◆ OBJECTIVE ◆
Can you give all the records again without altering a single character?

========================

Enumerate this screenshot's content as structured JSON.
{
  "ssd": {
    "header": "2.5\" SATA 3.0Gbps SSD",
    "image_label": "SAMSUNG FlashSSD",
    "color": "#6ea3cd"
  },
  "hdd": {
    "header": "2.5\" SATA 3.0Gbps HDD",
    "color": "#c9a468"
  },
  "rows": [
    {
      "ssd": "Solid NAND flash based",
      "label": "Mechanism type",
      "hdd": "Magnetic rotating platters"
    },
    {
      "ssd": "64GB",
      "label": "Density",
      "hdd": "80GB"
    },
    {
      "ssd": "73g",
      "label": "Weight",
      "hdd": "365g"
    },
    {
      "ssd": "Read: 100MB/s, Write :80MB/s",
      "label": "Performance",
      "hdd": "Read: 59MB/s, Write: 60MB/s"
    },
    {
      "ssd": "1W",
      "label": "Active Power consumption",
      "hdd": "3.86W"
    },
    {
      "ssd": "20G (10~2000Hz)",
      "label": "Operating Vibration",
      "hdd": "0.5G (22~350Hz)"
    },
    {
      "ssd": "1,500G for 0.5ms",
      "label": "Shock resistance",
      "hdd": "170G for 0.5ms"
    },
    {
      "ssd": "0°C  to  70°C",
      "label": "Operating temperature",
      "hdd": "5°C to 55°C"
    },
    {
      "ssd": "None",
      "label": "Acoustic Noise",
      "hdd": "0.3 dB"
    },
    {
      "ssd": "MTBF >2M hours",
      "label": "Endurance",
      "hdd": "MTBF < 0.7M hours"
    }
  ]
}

========================

◆ REPLY TO THE EXERCISE ◆
Enumerate this screenshot's content as structured JSON.
{
  "ssd": {
    "header": "2.5\" SATA 3.0Gbps SSD",
    "image_label": "SAMSUNG FlashSSD",
    "color": "#6ea3cd"
  },
  "hdd": {
    "header": "2.5\" SATA 3.0Gbps HDD",
    "color": "#c9a468"
  },
  "rows": [
    {
      "ssd": "Solid NAND flash based",
      "label": "Mechanism type",
      "hdd": "Magnetic rotating platters"
    },
    {
      "ssd": "64GB",
      "label": "Density",
      "hdd": "80GB"
    },
    {
      "ssd": "73g",
      "label": "Weight",
      "hdd": "365g"
    },
    {
      "ssd": "Read: 100MB/s, Write :80MB/s",
      "label": "Performance",
      "hdd": "Read: 59MB/s, Write: 60MB/s"
    },
    {
      "ssd": "1W",
      "label": "Active Power consumption",
      "hdd": "3.86W"
    },
    {
      "ssd": "20G (10~2000Hz)",
      "label": "Operating Vibration",
      "hdd": "0.5G (22~350Hz)"
    },
    {
      "ssd": "1,500G for 0.5ms",
      "label": "Shock resistance",
      "hdd": "170G for 0.5ms"
    },
    {
      "ssd": "0°C  to  70°C",
      "label": "Operating temperature",
      "hdd": "5°C to 55°C"
    },
    {
      "ssd": "None",
      "label": "Acoustic Noise",
      "hdd": "0.3 dB"
    },
    {
      "ssd": "MTBF >2M hours",
      "label": "Endurance",
      "hdd": "MTBF < 0.7M hours"
    }
  ]
}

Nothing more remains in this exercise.